**Your objective:** Show each line that has the string "текущем" in it.

**Raw records:**
=======

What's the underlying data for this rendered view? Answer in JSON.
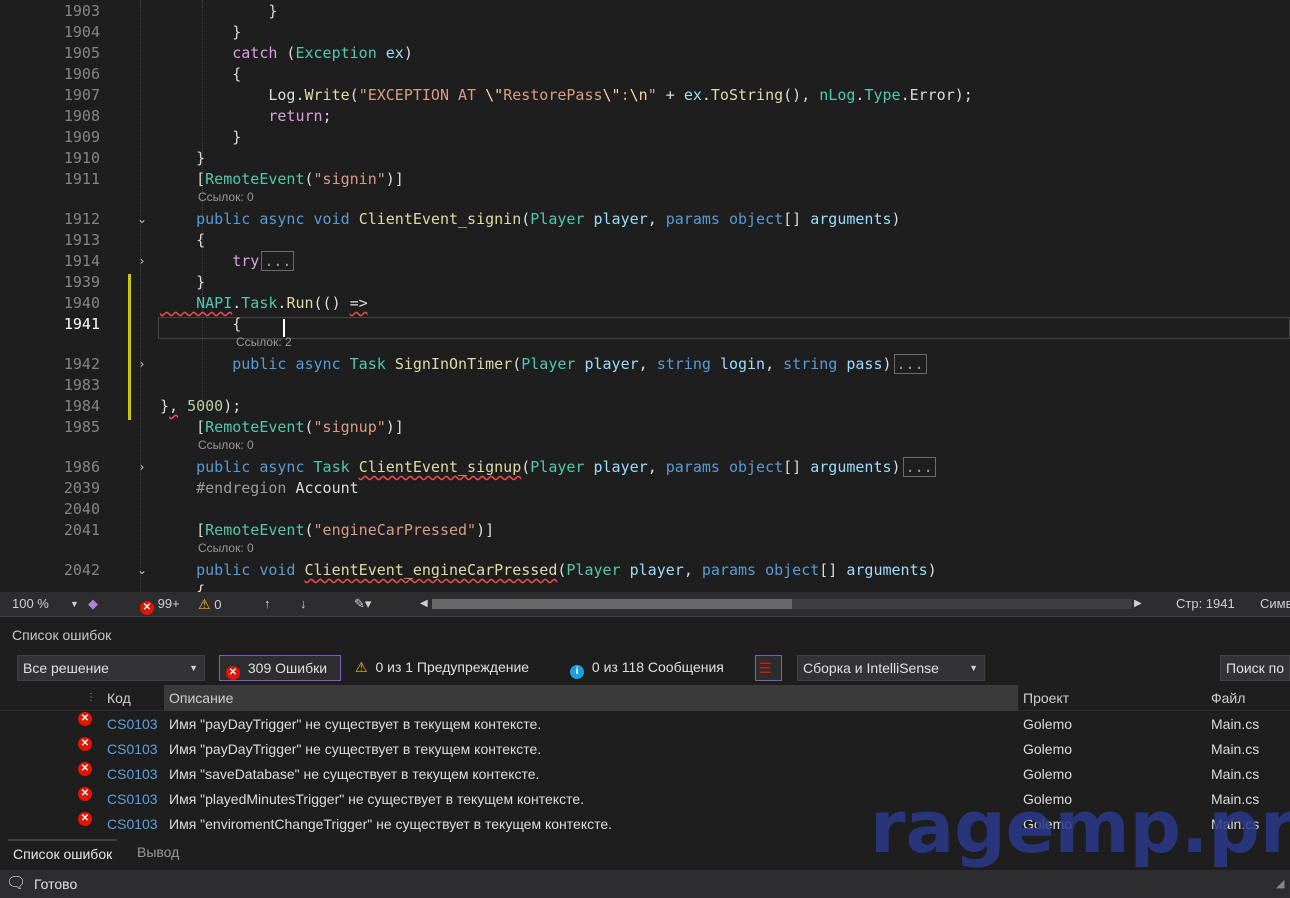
{
  "editor": {
    "lines": [
      {
        "num": "1903",
        "segments": [
          {
            "c": "w",
            "t": "            }"
          }
        ]
      },
      {
        "num": "1904",
        "segments": [
          {
            "c": "w",
            "t": "        }"
          }
        ]
      },
      {
        "num": "1905",
        "segments": [
          {
            "c": "cf",
            "t": "        catch"
          },
          {
            "c": "w",
            "t": " ("
          },
          {
            "c": "t",
            "t": "Exception"
          },
          {
            "c": "w",
            "t": " "
          },
          {
            "c": "p",
            "t": "ex"
          },
          {
            "c": "w",
            "t": ")"
          }
        ]
      },
      {
        "num": "1906",
        "segments": [
          {
            "c": "w",
            "t": "        {"
          }
        ]
      },
      {
        "num": "1907",
        "segments": [
          {
            "c": "w",
            "t": "            Log."
          },
          {
            "c": "m",
            "t": "Write"
          },
          {
            "c": "w",
            "t": "("
          },
          {
            "c": "s",
            "t": "\"EXCEPTION AT "
          },
          {
            "c": "esc",
            "t": "\\\""
          },
          {
            "c": "s",
            "t": "RestorePass"
          },
          {
            "c": "esc",
            "t": "\\\""
          },
          {
            "c": "s",
            "t": ":"
          },
          {
            "c": "esc",
            "t": "\\n"
          },
          {
            "c": "s",
            "t": "\""
          },
          {
            "c": "w",
            "t": " + "
          },
          {
            "c": "p",
            "t": "ex"
          },
          {
            "c": "w",
            "t": "."
          },
          {
            "c": "m",
            "t": "ToString"
          },
          {
            "c": "w",
            "t": "(), "
          },
          {
            "c": "t",
            "t": "nLog"
          },
          {
            "c": "w",
            "t": "."
          },
          {
            "c": "t",
            "t": "Type"
          },
          {
            "c": "w",
            "t": ".Error);"
          }
        ]
      },
      {
        "num": "1908",
        "segments": [
          {
            "c": "cf",
            "t": "            return"
          },
          {
            "c": "w",
            "t": ";"
          }
        ]
      },
      {
        "num": "1909",
        "segments": [
          {
            "c": "w",
            "t": "        }"
          }
        ]
      },
      {
        "num": "1910",
        "segments": [
          {
            "c": "w",
            "t": "    }"
          }
        ]
      },
      {
        "num": "1911",
        "segments": [
          {
            "c": "w",
            "t": "    ["
          },
          {
            "c": "t",
            "t": "RemoteEvent"
          },
          {
            "c": "w",
            "t": "("
          },
          {
            "c": "s",
            "t": "\"signin\""
          },
          {
            "c": "w",
            "t": ")]"
          }
        ]
      },
      {
        "num": "1912",
        "fold": "v",
        "segments": [
          {
            "c": "k",
            "t": "    public async void"
          },
          {
            "c": "w",
            "t": " "
          },
          {
            "c": "m",
            "t": "ClientEvent_signin"
          },
          {
            "c": "w",
            "t": "("
          },
          {
            "c": "t",
            "t": "Player"
          },
          {
            "c": "w",
            "t": " "
          },
          {
            "c": "p",
            "t": "player"
          },
          {
            "c": "w",
            "t": ", "
          },
          {
            "c": "k",
            "t": "params object"
          },
          {
            "c": "w",
            "t": "[] "
          },
          {
            "c": "p",
            "t": "arguments"
          },
          {
            "c": "w",
            "t": ")"
          }
        ]
      },
      {
        "num": "1913",
        "segments": [
          {
            "c": "w",
            "t": "    {"
          }
        ]
      },
      {
        "num": "1914",
        "fold": ">",
        "segments": [
          {
            "c": "cf",
            "t": "        try"
          },
          {
            "c": "coll",
            "t": "..."
          }
        ]
      },
      {
        "num": "1939",
        "segments": [
          {
            "c": "w",
            "t": "    }"
          }
        ]
      },
      {
        "num": "1940",
        "segments": [
          {
            "c": "t sq",
            "t": "    NAPI"
          },
          {
            "c": "w",
            "t": "."
          },
          {
            "c": "t",
            "t": "Task"
          },
          {
            "c": "w",
            "t": "."
          },
          {
            "c": "m",
            "t": "Run"
          },
          {
            "c": "w",
            "t": "(() "
          },
          {
            "c": "w sq",
            "t": "=>"
          }
        ]
      },
      {
        "num": "1941",
        "current": true,
        "segments": [
          {
            "c": "w",
            "t": "        {"
          }
        ]
      },
      {
        "num": "1942",
        "fold": ">",
        "segments": [
          {
            "c": "k",
            "t": "        public async"
          },
          {
            "c": "w",
            "t": " "
          },
          {
            "c": "t",
            "t": "Task"
          },
          {
            "c": "w",
            "t": " "
          },
          {
            "c": "m",
            "t": "SignInOnTimer"
          },
          {
            "c": "w",
            "t": "("
          },
          {
            "c": "t",
            "t": "Player"
          },
          {
            "c": "w",
            "t": " "
          },
          {
            "c": "p",
            "t": "player"
          },
          {
            "c": "w",
            "t": ", "
          },
          {
            "c": "k",
            "t": "string"
          },
          {
            "c": "w",
            "t": " "
          },
          {
            "c": "p",
            "t": "login"
          },
          {
            "c": "w",
            "t": ", "
          },
          {
            "c": "k",
            "t": "string"
          },
          {
            "c": "w",
            "t": " "
          },
          {
            "c": "p",
            "t": "pass"
          },
          {
            "c": "w",
            "t": ")"
          },
          {
            "c": "coll",
            "t": "..."
          }
        ]
      },
      {
        "num": "1983",
        "segments": [
          {
            "c": "w",
            "t": ""
          }
        ]
      },
      {
        "num": "1984",
        "segments": [
          {
            "c": "w",
            "t": "}"
          },
          {
            "c": "w sq",
            "t": ","
          },
          {
            "c": "w",
            "t": " "
          },
          {
            "c": "n",
            "t": "5000"
          },
          {
            "c": "w",
            "t": ");"
          }
        ]
      },
      {
        "num": "1985",
        "segments": [
          {
            "c": "w",
            "t": "    ["
          },
          {
            "c": "t",
            "t": "RemoteEvent"
          },
          {
            "c": "w",
            "t": "("
          },
          {
            "c": "s",
            "t": "\"signup\""
          },
          {
            "c": "w",
            "t": ")]"
          }
        ]
      },
      {
        "num": "1986",
        "fold": ">",
        "segments": [
          {
            "c": "k",
            "t": "    public async"
          },
          {
            "c": "w",
            "t": " "
          },
          {
            "c": "t",
            "t": "Task"
          },
          {
            "c": "w",
            "t": " "
          },
          {
            "c": "m sq",
            "t": "ClientEvent_signup"
          },
          {
            "c": "w",
            "t": "("
          },
          {
            "c": "t",
            "t": "Player"
          },
          {
            "c": "w",
            "t": " "
          },
          {
            "c": "p",
            "t": "player"
          },
          {
            "c": "w",
            "t": ", "
          },
          {
            "c": "k",
            "t": "params object"
          },
          {
            "c": "w",
            "t": "[] "
          },
          {
            "c": "p",
            "t": "arguments"
          },
          {
            "c": "w",
            "t": ")"
          },
          {
            "c": "coll",
            "t": "..."
          }
        ]
      },
      {
        "num": "2039",
        "segments": [
          {
            "c": "pp",
            "t": "    #endregion"
          },
          {
            "c": "w",
            "t": " Account"
          }
        ]
      },
      {
        "num": "2040",
        "segments": [
          {
            "c": "w",
            "t": ""
          }
        ]
      },
      {
        "num": "2041",
        "segments": [
          {
            "c": "w",
            "t": "    ["
          },
          {
            "c": "t",
            "t": "RemoteEvent"
          },
          {
            "c": "w",
            "t": "("
          },
          {
            "c": "s",
            "t": "\"engineCarPressed\""
          },
          {
            "c": "w",
            "t": ")]"
          }
        ]
      },
      {
        "num": "2042",
        "fold": "v",
        "segments": [
          {
            "c": "k",
            "t": "    public void"
          },
          {
            "c": "w",
            "t": " "
          },
          {
            "c": "m sq",
            "t": "ClientEvent_engineCarPressed"
          },
          {
            "c": "w",
            "t": "("
          },
          {
            "c": "t",
            "t": "Player"
          },
          {
            "c": "w",
            "t": " "
          },
          {
            "c": "p",
            "t": "player"
          },
          {
            "c": "w",
            "t": ", "
          },
          {
            "c": "k",
            "t": "params object"
          },
          {
            "c": "w",
            "t": "[] "
          },
          {
            "c": "p",
            "t": "arguments"
          },
          {
            "c": "w",
            "t": ")"
          }
        ]
      },
      {
        "num": "",
        "segments": [
          {
            "c": "w",
            "t": "    {"
          }
        ]
      }
    ],
    "lenses": [
      {
        "after": "1911",
        "text": "Ссылок: 0"
      },
      {
        "after": "1941",
        "text": "Ссылок: 2"
      },
      {
        "after": "1985",
        "text": "Ссылок: 0"
      },
      {
        "after": "2041",
        "text": "Ссылок: 0"
      }
    ]
  },
  "editor_status": {
    "zoom": "100 %",
    "errors": "99+",
    "warnings": "0",
    "position": "Стр: 1941",
    "more": "Симв"
  },
  "error_panel": {
    "title": "Список ошибок",
    "scope": "Все решение",
    "errors_btn": "309 Ошибки",
    "warnings_btn": "0 из 1 Предупреждение",
    "messages_btn": "0 из 118 Сообщения",
    "source": "Сборка и IntelliSense",
    "search": "Поиск по",
    "columns": {
      "code": "Код",
      "description": "Описание",
      "project": "Проект",
      "file": "Файл"
    },
    "rows": [
      {
        "code": "CS0103",
        "description": "Имя \"payDayTrigger\" не существует в текущем контексте.",
        "project": "Golemo",
        "file": "Main.cs"
      },
      {
        "code": "CS0103",
        "description": "Имя \"payDayTrigger\" не существует в текущем контексте.",
        "project": "Golemo",
        "file": "Main.cs"
      },
      {
        "code": "CS0103",
        "description": "Имя \"saveDatabase\" не существует в текущем контексте.",
        "project": "Golemo",
        "file": "Main.cs"
      },
      {
        "code": "CS0103",
        "description": "Имя \"playedMinutesTrigger\" не существует в текущем контексте.",
        "project": "Golemo",
        "file": "Main.cs"
      },
      {
        "code": "CS0103",
        "description": "Имя \"enviromentChangeTrigger\" не существует в текущем контексте.",
        "project": "Golemo",
        "file": "Main.cs"
      }
    ],
    "tabs": [
      "Список ошибок",
      "Вывод"
    ]
  },
  "statusbar": {
    "text": "Готово"
  },
  "watermark": "ragemp.pro",
  "colors": {
    "accent": "#7a5fbf",
    "error": "#e51400",
    "warning": "#f0c000",
    "info": "#1ba1e2"
  }
}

=======

**Problem solution:**
        "description": "Имя \"payDayTrigger\" не существует в текущем контексте.",
        "description": "Имя \"payDayTrigger\" не существует в текущем контексте.",
        "description": "Имя \"saveDatabase\" не существует в текущем контексте.",
        "description": "Имя \"playedMinutesTrigger\" не существует в текущем контексте.",
        "description": "Имя \"enviromentChangeTrigger\" не существует в текущем контексте.",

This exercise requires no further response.